* BEGIN *
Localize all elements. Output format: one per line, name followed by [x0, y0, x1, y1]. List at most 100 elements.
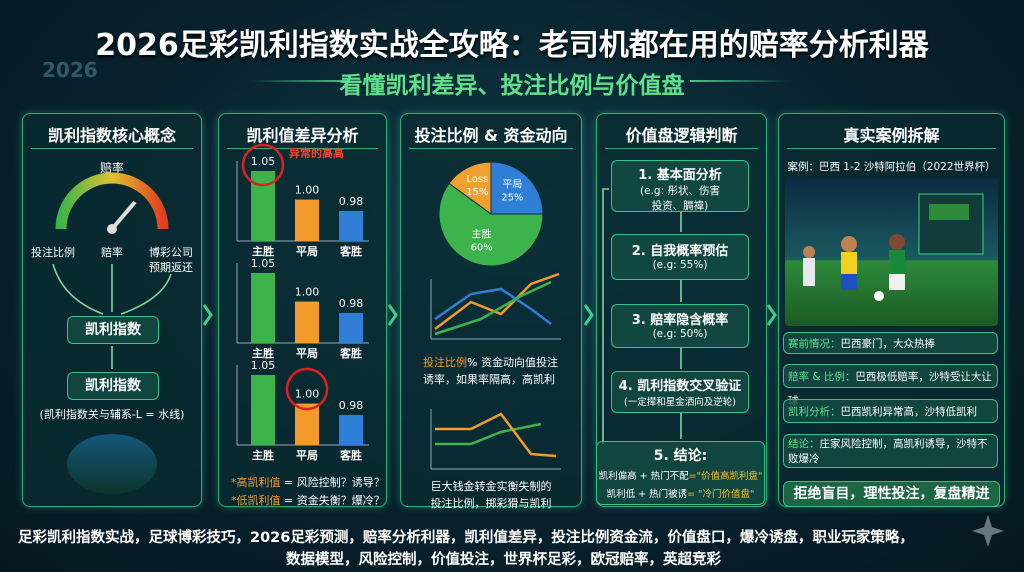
- bar: [251, 273, 275, 343]
- panel: 真实案例拆解 案例：巴西 1-2 沙特阿拉伯（2022世界杯） 赛前情况：巴西豪…: [778, 113, 1005, 507]
- case-title: 案例：巴西 1-2 沙特阿拉伯（2022世界杯）: [787, 161, 996, 173]
- gauge: [52, 172, 172, 494]
- divider: [250, 80, 350, 82]
- conclusion-row: 凯利偏高 + 热门不配="价值高凯利盘": [597, 468, 764, 482]
- step-title: 4. 凯利指数交叉验证: [618, 379, 742, 394]
- pie-slice: [490, 161, 544, 215]
- slice-value: 60%: [471, 243, 493, 254]
- note-key: *高凯利值: [231, 476, 281, 489]
- slice-label: 主胜: [472, 229, 492, 241]
- value-label: 1.05: [251, 257, 276, 270]
- category-label: 客胜: [339, 346, 362, 360]
- panel-title: 价值盘逻辑判断: [625, 126, 738, 145]
- panel-title: 凯利值差异分析: [246, 126, 359, 145]
- badge: 2026: [42, 58, 98, 82]
- category-label: 平局: [296, 449, 318, 462]
- text: 投注比例% 资金动向值投注: [423, 354, 558, 370]
- bar: [339, 211, 363, 241]
- pie-slice: [438, 182, 544, 267]
- step-detail: (e.g: 55%): [652, 259, 708, 271]
- value-label: 1.05: [251, 155, 276, 168]
- item-key: 赛前情况：: [788, 338, 841, 350]
- input-label: 博彩公司: [149, 246, 193, 259]
- bar: [295, 403, 319, 445]
- players: [803, 234, 905, 301]
- value-label: 0.98: [339, 399, 364, 412]
- divider: [690, 80, 790, 82]
- value-label: 1.00: [295, 286, 320, 299]
- gauge-arc: [55, 172, 169, 230]
- value-label: 0.98: [339, 297, 364, 310]
- note-key: *低凯利值: [231, 494, 281, 507]
- case-item: 结论：庄家风险控制，高凯利诱导，沙特不败爆冷: [783, 434, 998, 468]
- panel-title: 凯利指数核心概念: [47, 126, 176, 145]
- item-text: 败爆冷: [788, 453, 820, 465]
- title: 2026足彩凯利指数实战全攻略：老司机都在用的赔率分析利器: [95, 28, 929, 63]
- category-label: 客胜: [339, 448, 362, 462]
- highlight: [241, 143, 285, 187]
- note: (凯利指数关与辅系-L = 水线): [39, 408, 185, 421]
- panel-title: 投注比例 & 资金动向: [414, 126, 568, 145]
- note-text: = 资金失衡？爆冷？: [284, 494, 385, 507]
- note-text: = 风险控制？诱导？: [284, 476, 385, 489]
- item-key: 凯利分析：: [788, 406, 841, 418]
- step: 4. 凯利指数交叉验证 (一定撵和星金洒向及逆轮): [611, 371, 749, 413]
- category-label: 平局: [296, 347, 318, 360]
- kelly-box: 凯利指数: [67, 372, 159, 400]
- conclusion: 5. 结论: 凯利偏高 + 热门不配="价值高凯利盘" 凯利低 + 热门被诱= …: [596, 441, 765, 505]
- item-text: 巴西凯利异常高，沙特低凯利: [840, 406, 978, 418]
- row-left: 凯利低 + 热门被诱: [606, 489, 688, 500]
- input-label: 赔率: [101, 246, 123, 259]
- step-detail: (e.g: 50%): [652, 328, 708, 340]
- text-key: 投注比例: [423, 356, 467, 369]
- arrows: [52, 263, 172, 369]
- note: *高凯利值 = 风险控制？诱导？: [231, 474, 385, 490]
- bar: [339, 313, 363, 343]
- footer-line: 数据模型，风险控制，价值投注，世界杯足彩，欧冠赔率，英超竞彩: [286, 552, 721, 568]
- step-title: 1. 基本面分析: [638, 168, 722, 183]
- globe: [67, 434, 157, 494]
- category-label: 平局: [296, 245, 318, 258]
- step: 3. 赔率隐含概率 (e.g: 50%): [611, 304, 749, 348]
- category-label: 主胜: [252, 346, 274, 360]
- conclusion-title: 5. 结论:: [653, 448, 708, 464]
- bar: [295, 199, 319, 241]
- slice-value: 25%: [501, 193, 523, 204]
- row-right: ="价值高凯利盘": [688, 471, 763, 482]
- match-scene: [785, 178, 998, 326]
- bar: [339, 415, 363, 445]
- step-detail: (一定撵和星金洒向及逆轮): [624, 397, 736, 408]
- row-right: = "冷门价值盘": [687, 489, 755, 500]
- value-label: 0.98: [339, 195, 364, 208]
- step: 1. 基本面分析 (e.g: 彤状、伤害 投资、膈禕): [611, 160, 749, 212]
- panel-title: 真实案例拆解: [843, 126, 940, 145]
- conclusion-row: 凯利低 + 热门被诱= "冷门价值盘": [597, 486, 764, 500]
- annotation: 异常的高高: [289, 146, 344, 160]
- slice-value: 15%: [466, 187, 488, 198]
- final: 拒绝盲目，理性投注，复盘精进: [783, 481, 1000, 507]
- slice-label: 平局: [502, 179, 522, 191]
- footer-line: 足彩凯利指数实战，足球博彩技巧，2026足彩预测，赔率分析利器，凯利值差异，投注…: [18, 530, 914, 546]
- step: 2. 自我概率预估 (e.g: 55%): [611, 234, 749, 280]
- panel: 价值盘逻辑判断 1. 基本面分析 (e.g: 彤状、伤害 投资、膈禕) 2. 自…: [596, 113, 767, 507]
- gauge-needle: [110, 200, 137, 231]
- panel: 凯利指数核心概念 赔率 投注比例 赔率 博彩公司 预期返还 凯利指数 凯利指数 …: [22, 113, 202, 507]
- text-line: % 资金动向值投注: [467, 356, 558, 369]
- item-key: 赔率 & 比例：: [788, 371, 856, 383]
- item-text: 庄家风险控制，高凯利诱导，沙特不: [819, 438, 988, 450]
- panel: 投注比例 & 资金动向 Loss 15% 平局 25% 主胜 60% 投注比例% 资金动向…: [400, 113, 582, 510]
- panel: 凯利值差异分析 1.05 主胜 1.00 平局 0.98 客胜 异常的高高 1.05 主胜 1.0…: [218, 113, 387, 507]
- gauge-label: 赔率: [99, 161, 124, 175]
- flow-arrows: [602, 188, 682, 444]
- item-text: 巴西豪门，大众热捧: [840, 338, 936, 350]
- row-left: 凯利偏高 + 热门不配: [598, 471, 689, 482]
- subtitle: 看懂凯利差异、投注比例与价值盘: [339, 73, 685, 99]
- text-line: 巨大钱金转金实衡失制的: [430, 480, 552, 493]
- item-key: 结论：: [788, 438, 820, 450]
- input-label: 投注比例: [31, 246, 75, 259]
- bar: [295, 301, 319, 343]
- gauge-hub: [107, 224, 117, 234]
- kelly-box: 凯利指数: [67, 316, 159, 344]
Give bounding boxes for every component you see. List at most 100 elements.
* END *
## WHAT YOU WILL DO
Output every line of the material above as a numbered list, skipping blank lines and omitting the pictures.

## PROBLEM SOLUTION
1. Localize all elements. Output format: one per line, name followed by [x0, y0, x1, y1]. List at most 100 elements.
2. - bar: [251, 273, 275, 343]
3. - panel: 真实案例拆解 案例：巴西 1-2 沙特阿拉伯（2022世界杯） 赛前情况：巴西豪…: [778, 113, 1005, 507]
4. - case-title: 案例：巴西 1-2 沙特阿拉伯（2022世界杯）: [787, 161, 996, 173]
5. - gauge: [52, 172, 172, 494]
6. - divider: [250, 80, 350, 82]
7. - conclusion-row: 凯利偏高 + 热门不配="价值高凯利盘": [597, 468, 764, 482]
8. - step-title: 4. 凯利指数交叉验证: [618, 379, 742, 394]
9. - pie-slice: [490, 161, 544, 215]
10. - slice-value: 60%: [471, 243, 493, 254]
11. - note-key: *高凯利值: [231, 476, 281, 489]
12. - slice-label: 主胜: [472, 229, 492, 241]
13. - value-label: 1.05: [251, 257, 276, 270]
14. - category-label: 客胜: [339, 346, 362, 360]
15. - panel-title: 价值盘逻辑判断: [625, 126, 738, 145]
16. - panel-title: 凯利值差异分析: [246, 126, 359, 145]
17. - badge: 2026: [42, 58, 98, 82]
18. - category-label: 平局: [296, 449, 318, 462]
19. - text: 投注比例% 资金动向值投注: [423, 354, 558, 370]
20. - bar: [339, 211, 363, 241]
21. - pie-slice: [438, 182, 544, 267]
22. - step-detail: (e.g: 55%): [652, 259, 708, 271]
23. - value-label: 1.05: [251, 155, 276, 168]
24. - item-key: 赛前情况：: [788, 338, 841, 350]
25. - input-label: 博彩公司: [149, 246, 193, 259]
26. - bar: [295, 403, 319, 445]
27. - players: [803, 234, 905, 301]
28. - value-label: 0.98: [339, 399, 364, 412]
29. - divider: [690, 80, 790, 82]
30. - value-label: 1.00: [295, 286, 320, 299]
31. - gauge-arc: [55, 172, 169, 230]
32. - value-label: 0.98: [339, 297, 364, 310]
33. - note-key: *低凯利值: [231, 494, 281, 507]
34. - case-item: 结论：庄家风险控制，高凯利诱导，沙特不败爆冷: [783, 434, 998, 468]
35. - panel-title: 凯利指数核心概念: [47, 126, 176, 145]
36. - item-text: 败爆冷: [788, 453, 820, 465]
37. - title: 2026足彩凯利指数实战全攻略：老司机都在用的赔率分析利器: [95, 28, 929, 63]
38. - category-label: 客胜: [339, 448, 362, 462]
39. - highlight: [241, 143, 285, 187]
40. - note: (凯利指数关与辅系-L = 水线): [39, 408, 185, 421]
41. - panel-title: 投注比例 & 资金动向: [414, 126, 568, 145]
42. - note-text: = 资金失衡？爆冷？: [284, 494, 385, 507]
43. - note-text: = 风险控制？诱导？: [284, 476, 385, 489]
44. - item-key: 凯利分析：: [788, 406, 841, 418]
45. - step: 4. 凯利指数交叉验证 (一定撵和星金洒向及逆轮): [611, 371, 749, 413]
46. - category-label: 平局: [296, 347, 318, 360]
47. - kelly-box: 凯利指数: [67, 372, 159, 400]
48. - conclusion: 5. 结论: 凯利偏高 + 热门不配="价值高凯利盘" 凯利低 + 热门被诱= …: [596, 441, 765, 505]
49. - item-text: 巴西凯利异常高，沙特低凯利: [840, 406, 978, 418]
50. - row-left: 凯利低 + 热门被诱: [606, 489, 688, 500]
51. - input-label: 赔率: [101, 246, 123, 259]
52. - step-detail: (e.g: 50%): [652, 328, 708, 340]
53. - text-key: 投注比例: [423, 356, 467, 369]
54. - arrows: [52, 263, 172, 369]
55. - note: *高凯利值 = 风险控制？诱导？: [231, 474, 385, 490]
56. - bar: [339, 313, 363, 343]
57. - footer-line: 数据模型，风险控制，价值投注，世界杯足彩，欧冠赔率，英超竞彩: [286, 552, 721, 568]
58. - step-title: 1. 基本面分析: [638, 168, 722, 183]
59. - globe: [67, 434, 157, 494]
60. - category-label: 平局: [296, 245, 318, 258]
61. - step: 3. 赔率隐含概率 (e.g: 50%): [611, 304, 749, 348]
62. - category-label: 主胜: [252, 346, 274, 360]
63. - conclusion-title: 5. 结论:: [653, 448, 708, 464]
64. - bar: [295, 199, 319, 241]
65. - slice-value: 25%: [501, 193, 523, 204]
66. - row-right: ="价值高凯利盘": [688, 471, 763, 482]
67. - match-scene: [785, 178, 998, 326]
68. - bar: [339, 415, 363, 445]
69. - step-detail: (一定撵和星金洒向及逆轮): [624, 397, 736, 408]
70. - row-right: = "冷门价值盘": [687, 489, 755, 500]
71. - value-label: 0.98: [339, 195, 364, 208]
72. - step: 1. 基本面分析 (e.g: 彤状、伤害 投资、膈禕): [611, 160, 749, 212]
73. - panel-title: 真实案例拆解: [843, 126, 940, 145]
74. - conclusion-row: 凯利低 + 热门被诱= "冷门价值盘": [597, 486, 764, 500]
75. - annotation: 异常的高高: [289, 146, 344, 160]
76. - slice-value: 15%: [466, 187, 488, 198]
77. - final: 拒绝盲目，理性投注，复盘精进: [783, 481, 1000, 507]
78. - slice-label: 平局: [502, 179, 522, 191]
79. - footer-line: 足彩凯利指数实战，足球博彩技巧，2026足彩预测，赔率分析利器，凯利值差异，投注…: [18, 530, 914, 546]
80. - step: 2. 自我概率预估 (e.g: 55%): [611, 234, 749, 280]
81. - panel: 价值盘逻辑判断 1. 基本面分析 (e.g: 彤状、伤害 投资、膈禕) 2. 自…: [596, 113, 767, 507]
82. - gauge-needle: [110, 200, 137, 231]
83. - panel: 凯利指数核心概念 赔率 投注比例 赔率 博彩公司 预期返还 凯利指数 凯利指数 …: [22, 113, 202, 507]
84. - text-line: % 资金动向值投注: [467, 356, 558, 369]
85. - item-key: 赔率 & 比例：: [788, 371, 856, 383]
86. - item-text: 庄家风险控制，高凯利诱导，沙特不: [819, 438, 988, 450]
87. - panel: 投注比例 & 资金动向 Loss 15% 平局 25% 主胜 60% 投注比例% 资金动向…: [400, 113, 582, 510]
88. - panel: 凯利值差异分析 1.05 主胜 1.00 平局 0.98 客胜 异常的高高 1.05 主胜 1.0…: [218, 113, 387, 507]
89. - gauge-label: 赔率: [99, 161, 124, 175]
90. - flow-arrows: [602, 188, 682, 444]
91. - item-text: 巴西豪门，大众热捧: [840, 338, 936, 350]
92. - row-left: 凯利偏高 + 热门不配: [598, 471, 689, 482]
93. - subtitle: 看懂凯利差异、投注比例与价值盘: [339, 73, 685, 99]
94. - text-line: 巨大钱金转金实衡失制的: [430, 480, 552, 493]
95. - item-key: 结论：: [788, 438, 820, 450]
96. - input-label: 投注比例: [31, 246, 75, 259]
97. - bar: [295, 301, 319, 343]
98. - gauge-hub: [107, 224, 117, 234]
99. - kelly-box: 凯利指数: [67, 316, 159, 344]
100. Give bounding boxes for every component you see. List at most 100 elements.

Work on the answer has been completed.